What you are asked to do = Copy out each line of the data that contains "Carboxygruppe".

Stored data
= = = = =

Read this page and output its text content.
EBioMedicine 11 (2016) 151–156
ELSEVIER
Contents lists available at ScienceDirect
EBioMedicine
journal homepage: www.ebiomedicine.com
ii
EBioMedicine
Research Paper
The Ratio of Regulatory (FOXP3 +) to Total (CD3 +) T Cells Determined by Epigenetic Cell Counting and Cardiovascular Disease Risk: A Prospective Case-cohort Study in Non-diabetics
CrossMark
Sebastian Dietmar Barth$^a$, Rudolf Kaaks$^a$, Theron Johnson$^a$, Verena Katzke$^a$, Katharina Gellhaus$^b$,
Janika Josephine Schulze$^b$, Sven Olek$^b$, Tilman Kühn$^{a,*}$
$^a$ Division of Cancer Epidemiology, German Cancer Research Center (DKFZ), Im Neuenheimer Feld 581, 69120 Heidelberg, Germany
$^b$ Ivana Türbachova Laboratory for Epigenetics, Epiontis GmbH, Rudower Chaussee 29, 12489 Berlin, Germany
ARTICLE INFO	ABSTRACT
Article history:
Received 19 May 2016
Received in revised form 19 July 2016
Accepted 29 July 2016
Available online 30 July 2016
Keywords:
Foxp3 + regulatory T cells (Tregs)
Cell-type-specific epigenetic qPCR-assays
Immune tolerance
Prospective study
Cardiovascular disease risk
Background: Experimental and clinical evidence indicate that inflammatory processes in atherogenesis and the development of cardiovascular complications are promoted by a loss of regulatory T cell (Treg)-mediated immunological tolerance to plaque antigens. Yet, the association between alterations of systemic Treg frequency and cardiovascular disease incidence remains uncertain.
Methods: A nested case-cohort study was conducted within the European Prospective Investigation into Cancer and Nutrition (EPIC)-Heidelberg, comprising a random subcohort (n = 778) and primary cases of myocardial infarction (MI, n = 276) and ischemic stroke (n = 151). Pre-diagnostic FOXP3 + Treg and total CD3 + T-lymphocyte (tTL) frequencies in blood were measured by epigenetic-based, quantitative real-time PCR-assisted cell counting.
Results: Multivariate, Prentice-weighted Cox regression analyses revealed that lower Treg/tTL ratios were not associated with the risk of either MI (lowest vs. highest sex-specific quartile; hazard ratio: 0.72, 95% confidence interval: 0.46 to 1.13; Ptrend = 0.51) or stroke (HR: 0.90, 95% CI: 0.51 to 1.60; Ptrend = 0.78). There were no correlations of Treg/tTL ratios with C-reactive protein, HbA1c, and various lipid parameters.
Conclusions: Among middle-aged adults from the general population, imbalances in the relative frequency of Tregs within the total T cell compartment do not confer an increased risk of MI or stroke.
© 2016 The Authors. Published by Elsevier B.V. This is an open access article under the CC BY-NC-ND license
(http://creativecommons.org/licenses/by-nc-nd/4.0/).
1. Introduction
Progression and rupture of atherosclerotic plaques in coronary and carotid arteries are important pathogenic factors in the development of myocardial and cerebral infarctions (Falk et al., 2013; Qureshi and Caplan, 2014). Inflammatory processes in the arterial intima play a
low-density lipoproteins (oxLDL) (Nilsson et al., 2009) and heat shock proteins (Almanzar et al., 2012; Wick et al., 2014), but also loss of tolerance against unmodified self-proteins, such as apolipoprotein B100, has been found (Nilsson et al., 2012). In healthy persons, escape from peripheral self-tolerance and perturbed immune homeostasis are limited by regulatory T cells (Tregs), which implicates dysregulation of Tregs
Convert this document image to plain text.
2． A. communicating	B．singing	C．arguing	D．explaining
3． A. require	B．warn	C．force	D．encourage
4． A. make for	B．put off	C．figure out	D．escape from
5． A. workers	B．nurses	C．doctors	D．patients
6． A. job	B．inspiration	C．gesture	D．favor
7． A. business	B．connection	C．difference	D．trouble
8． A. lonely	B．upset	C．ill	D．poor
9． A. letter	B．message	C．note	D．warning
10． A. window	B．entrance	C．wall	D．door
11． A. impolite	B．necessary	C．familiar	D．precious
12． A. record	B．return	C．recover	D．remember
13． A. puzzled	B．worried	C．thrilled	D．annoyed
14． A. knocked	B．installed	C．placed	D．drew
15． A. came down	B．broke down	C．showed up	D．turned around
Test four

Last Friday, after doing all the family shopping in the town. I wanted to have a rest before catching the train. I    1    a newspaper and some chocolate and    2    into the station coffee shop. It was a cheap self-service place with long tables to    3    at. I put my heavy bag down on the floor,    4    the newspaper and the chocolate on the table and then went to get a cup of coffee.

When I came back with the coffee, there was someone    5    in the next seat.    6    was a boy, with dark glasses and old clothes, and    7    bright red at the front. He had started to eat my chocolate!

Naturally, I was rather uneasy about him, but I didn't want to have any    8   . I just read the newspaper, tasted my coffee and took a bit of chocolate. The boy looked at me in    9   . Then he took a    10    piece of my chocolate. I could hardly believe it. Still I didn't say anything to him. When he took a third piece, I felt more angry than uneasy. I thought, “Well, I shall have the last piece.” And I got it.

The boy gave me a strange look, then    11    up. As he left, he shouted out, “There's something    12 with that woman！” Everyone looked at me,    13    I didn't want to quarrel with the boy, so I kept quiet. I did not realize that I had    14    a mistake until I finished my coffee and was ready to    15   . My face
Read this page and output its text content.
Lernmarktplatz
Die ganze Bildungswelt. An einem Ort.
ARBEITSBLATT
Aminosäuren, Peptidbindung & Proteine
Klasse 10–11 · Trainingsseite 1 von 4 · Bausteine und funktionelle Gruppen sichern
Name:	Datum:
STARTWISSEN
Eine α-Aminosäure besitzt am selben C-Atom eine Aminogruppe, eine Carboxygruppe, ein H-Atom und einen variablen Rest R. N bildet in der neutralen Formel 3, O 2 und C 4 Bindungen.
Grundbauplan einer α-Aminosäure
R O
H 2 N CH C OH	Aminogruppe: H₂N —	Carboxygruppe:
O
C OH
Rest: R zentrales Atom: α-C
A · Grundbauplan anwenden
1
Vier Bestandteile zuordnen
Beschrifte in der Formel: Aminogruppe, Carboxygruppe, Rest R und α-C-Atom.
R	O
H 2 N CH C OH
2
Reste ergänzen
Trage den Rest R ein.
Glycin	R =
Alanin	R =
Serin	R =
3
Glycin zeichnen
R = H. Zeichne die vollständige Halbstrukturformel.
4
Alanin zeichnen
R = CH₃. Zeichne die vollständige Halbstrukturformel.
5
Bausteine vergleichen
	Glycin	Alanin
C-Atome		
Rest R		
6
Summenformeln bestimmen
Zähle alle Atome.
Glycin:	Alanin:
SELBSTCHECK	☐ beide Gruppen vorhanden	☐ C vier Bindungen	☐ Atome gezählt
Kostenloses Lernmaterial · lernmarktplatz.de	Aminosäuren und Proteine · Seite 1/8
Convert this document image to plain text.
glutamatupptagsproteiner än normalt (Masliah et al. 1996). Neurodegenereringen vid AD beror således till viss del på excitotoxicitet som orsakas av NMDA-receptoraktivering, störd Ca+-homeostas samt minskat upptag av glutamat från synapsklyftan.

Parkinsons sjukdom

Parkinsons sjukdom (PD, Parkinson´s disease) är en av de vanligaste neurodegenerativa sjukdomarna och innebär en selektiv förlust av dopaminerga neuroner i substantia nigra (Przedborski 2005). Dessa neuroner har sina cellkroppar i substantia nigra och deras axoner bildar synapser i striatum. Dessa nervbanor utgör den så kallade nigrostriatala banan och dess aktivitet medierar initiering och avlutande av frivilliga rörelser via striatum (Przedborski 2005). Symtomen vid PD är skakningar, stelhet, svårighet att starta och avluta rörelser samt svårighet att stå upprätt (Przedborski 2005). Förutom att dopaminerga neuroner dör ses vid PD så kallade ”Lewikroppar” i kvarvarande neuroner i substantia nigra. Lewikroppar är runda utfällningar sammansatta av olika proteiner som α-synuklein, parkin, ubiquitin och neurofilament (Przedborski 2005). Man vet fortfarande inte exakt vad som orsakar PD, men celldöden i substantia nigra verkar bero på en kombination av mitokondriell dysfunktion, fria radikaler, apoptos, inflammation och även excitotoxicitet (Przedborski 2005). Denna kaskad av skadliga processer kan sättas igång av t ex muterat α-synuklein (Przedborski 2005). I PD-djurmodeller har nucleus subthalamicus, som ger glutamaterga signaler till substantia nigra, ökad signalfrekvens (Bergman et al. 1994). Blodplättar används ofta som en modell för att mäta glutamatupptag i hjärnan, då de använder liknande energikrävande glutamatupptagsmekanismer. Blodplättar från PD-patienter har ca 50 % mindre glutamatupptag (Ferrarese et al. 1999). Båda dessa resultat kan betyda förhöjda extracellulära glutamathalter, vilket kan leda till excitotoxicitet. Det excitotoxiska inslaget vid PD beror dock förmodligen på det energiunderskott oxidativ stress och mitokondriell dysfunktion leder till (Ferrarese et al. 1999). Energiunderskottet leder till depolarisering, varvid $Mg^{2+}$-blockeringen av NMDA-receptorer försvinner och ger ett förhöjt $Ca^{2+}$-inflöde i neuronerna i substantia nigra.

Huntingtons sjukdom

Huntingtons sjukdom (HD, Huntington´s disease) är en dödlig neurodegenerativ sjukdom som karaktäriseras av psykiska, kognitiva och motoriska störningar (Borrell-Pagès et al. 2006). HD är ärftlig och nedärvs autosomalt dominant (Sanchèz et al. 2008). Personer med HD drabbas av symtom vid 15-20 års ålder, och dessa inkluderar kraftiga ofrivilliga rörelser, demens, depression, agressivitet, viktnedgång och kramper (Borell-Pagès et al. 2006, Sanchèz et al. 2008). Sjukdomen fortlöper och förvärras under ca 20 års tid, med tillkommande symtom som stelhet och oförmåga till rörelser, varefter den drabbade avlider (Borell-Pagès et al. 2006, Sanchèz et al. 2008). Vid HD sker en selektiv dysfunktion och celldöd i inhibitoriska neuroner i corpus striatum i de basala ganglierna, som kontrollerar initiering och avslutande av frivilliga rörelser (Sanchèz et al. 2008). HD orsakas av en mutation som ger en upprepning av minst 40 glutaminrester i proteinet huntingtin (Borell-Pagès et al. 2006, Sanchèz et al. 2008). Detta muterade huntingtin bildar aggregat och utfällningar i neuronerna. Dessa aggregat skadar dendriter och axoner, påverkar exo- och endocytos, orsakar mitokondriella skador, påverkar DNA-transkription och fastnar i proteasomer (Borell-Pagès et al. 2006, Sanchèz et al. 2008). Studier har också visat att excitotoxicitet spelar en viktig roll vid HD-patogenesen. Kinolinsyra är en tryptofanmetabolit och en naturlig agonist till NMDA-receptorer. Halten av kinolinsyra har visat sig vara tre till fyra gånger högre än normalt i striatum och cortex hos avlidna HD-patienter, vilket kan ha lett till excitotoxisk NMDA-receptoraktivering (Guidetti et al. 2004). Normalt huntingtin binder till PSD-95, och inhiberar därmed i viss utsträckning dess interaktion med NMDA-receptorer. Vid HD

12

= = = = =

Solution to the problem =
Eine α-Aminosäure besitzt am selben C-Atom eine Aminogruppe, eine Carboxygruppe, ein H-Atom und einen variablen Rest R. N bildet in der neutralen Formel 3, O 2 und C 4 Bindungen.
H 2 N CH C OH	Aminogruppe: H₂N —	Carboxygruppe:
Beschrifte in der Formel: Aminogruppe, Carboxygruppe, Rest R und α-C-Atom.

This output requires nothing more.